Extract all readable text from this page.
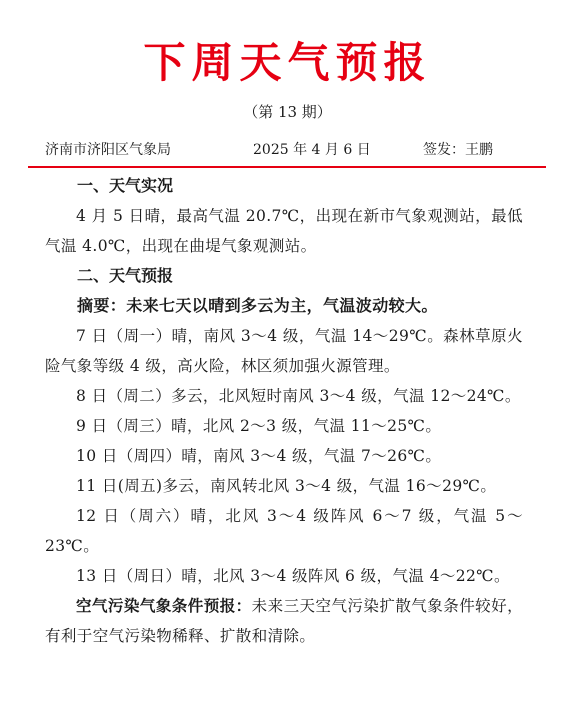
下周天气预报
（第 13 期）
济南市济阳区气象局	2025 年 4 月 6 日	签发：王鹏
一、天气实况

4 月 5 日晴，最高气温 20.7℃，出现在新市气象观测站，最低气温 4.0℃，出现在曲堤气象观测站。

二、天气预报

摘要：未来七天以晴到多云为主，气温波动较大。

7 日（周一）晴，南风 3～4 级，气温 14～29℃。森林草原火险气象等级 4 级，高火险，林区须加强火源管理。

8 日（周二）多云，北风短时南风 3～4 级，气温 12～24℃。

9 日（周三）晴，北风 2～3 级，气温 11～25℃。

10 日（周四）晴，南风 3～4 级，气温 7～26℃。

11 日(周五)多云，南风转北风 3～4 级，气温 16～29℃。

12 日（周六）晴，北风 3～4 级阵风 6～7 级，气温 5～23℃。

13 日（周日）晴，北风 3～4 级阵风 6 级，气温 4～22℃。

空气污染气象条件预报：未来三天空气污染扩散气象条件较好，有利于空气污染物稀释、扩散和清除。
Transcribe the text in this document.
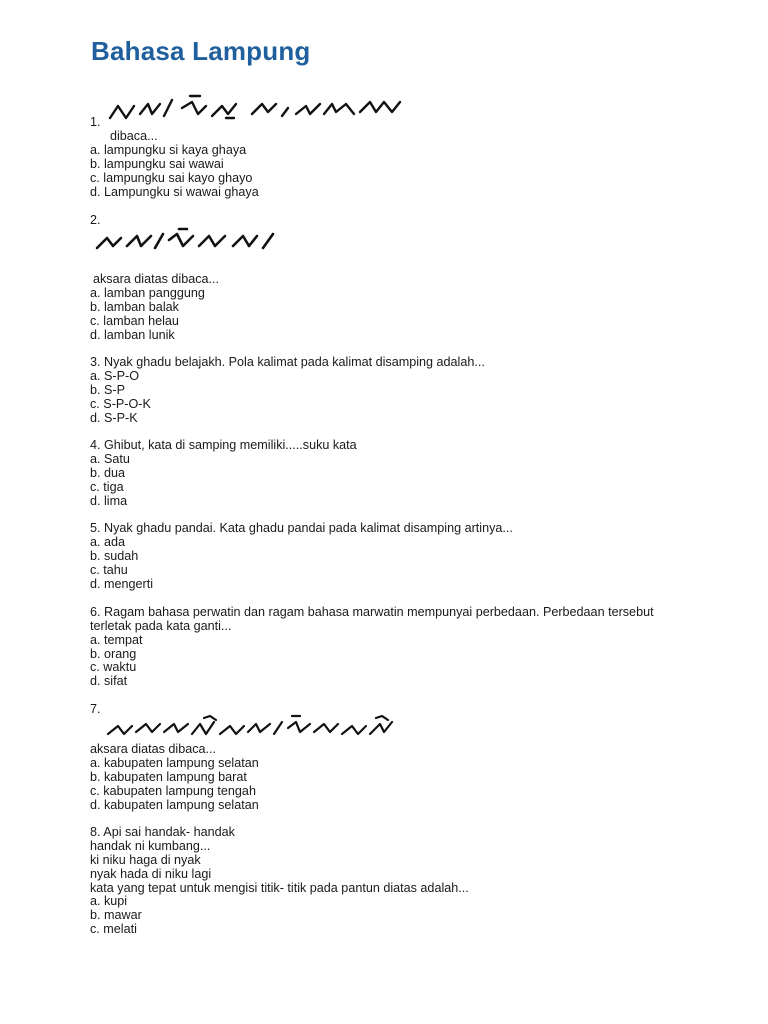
Bahasa Lampung
1.
dibaca...
a. lampungku si kaya ghaya
b. lampungku sai wawai
c. lampungku sai kayo ghayo
d. Lampungku si wawai ghaya
2.
aksara diatas dibaca...
a. lamban panggung
b. lamban balak
c. lamban helau
d. lamban lunik
3. Nyak ghadu belajakh. Pola kalimat pada kalimat disamping adalah...
a. S-P-O
b. S-P
c. S-P-O-K
d. S-P-K
4. Ghibut, kata di samping memiliki.....suku kata
a. Satu
b. dua
c. tiga
d. lima
5. Nyak ghadu pandai. Kata ghadu pandai pada kalimat disamping artinya...
a. ada
b. sudah
c. tahu
d. mengerti
6. Ragam bahasa perwatin dan ragam bahasa marwatin mempunyai perbedaan. Perbedaan tersebut
terletak pada kata ganti...
a. tempat
b. orang
c. waktu
d. sifat
7.
aksara diatas dibaca...
a. kabupaten lampung selatan
b. kabupaten lampung barat
c. kabupaten lampung tengah
d. kabupaten lampung selatan
8. Api sai handak- handak
handak ni kumbang...
ki niku haga di nyak
nyak hada di niku lagi
kata yang tepat untuk mengisi titik- titik pada pantun diatas adalah...
a. kupi
b. mawar
c. melati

******************************

#### [DIRECTION]
Copy each line above precisely, dropping the pictures.

#### [EXPECTED ANSWER]
Extract all readable text from this page.
下周天气预报
（第 13 期）
济南市济阳区气象局	2025 年 4 月 6 日	签发：王鹏
一、天气实况

4 月 5 日晴，最高气温 20.7℃，出现在新市气象观测站，最低气温 4.0℃，出现在曲堤气象观测站。

二、天气预报

摘要：未来七天以晴到多云为主，气温波动较大。

7 日（周一）晴，南风 3～4 级，气温 14～29℃。森林草原火险气象等级 4 级，高火险，林区须加强火源管理。

8 日（周二）多云，北风短时南风 3～4 级，气温 12～24℃。

9 日（周三）晴，北风 2～3 级，气温 11～25℃。

10 日（周四）晴，南风 3～4 级，气温 7～26℃。

11 日(周五)多云，南风转北风 3～4 级，气温 16～29℃。

12 日（周六）晴，北风 3～4 级阵风 6～7 级，气温 5～23℃。

13 日（周日）晴，北风 3～4 级阵风 6 级，气温 4～22℃。

空气污染气象条件预报：未来三天空气污染扩散气象条件较好，有利于空气污染物稀释、扩散和清除。
Transcribe the text in this document.
Bahasa Lampung
1.
dibaca...
a. lampungku si kaya ghaya
b. lampungku sai wawai
c. lampungku sai kayo ghayo
d. Lampungku si wawai ghaya
2.
aksara diatas dibaca...
a. lamban panggung
b. lamban balak
c. lamban helau
d. lamban lunik
3. Nyak ghadu belajakh. Pola kalimat pada kalimat disamping adalah...
a. S-P-O
b. S-P
c. S-P-O-K
d. S-P-K
4. Ghibut, kata di samping memiliki.....suku kata
a. Satu
b. dua
c. tiga
d. lima
5. Nyak ghadu pandai. Kata ghadu pandai pada kalimat disamping artinya...
a. ada
b. sudah
c. tahu
d. mengerti
6. Ragam bahasa perwatin dan ragam bahasa marwatin mempunyai perbedaan. Perbedaan tersebut
terletak pada kata ganti...
a. tempat
b. orang
c. waktu
d. sifat
7.
aksara diatas dibaca...
a. kabupaten lampung selatan
b. kabupaten lampung barat
c. kabupaten lampung tengah
d. kabupaten lampung selatan
8. Api sai handak- handak
handak ni kumbang...
ki niku haga di nyak
nyak hada di niku lagi
kata yang tepat untuk mengisi titik- titik pada pantun diatas adalah...
a. kupi
b. mawar
c. melati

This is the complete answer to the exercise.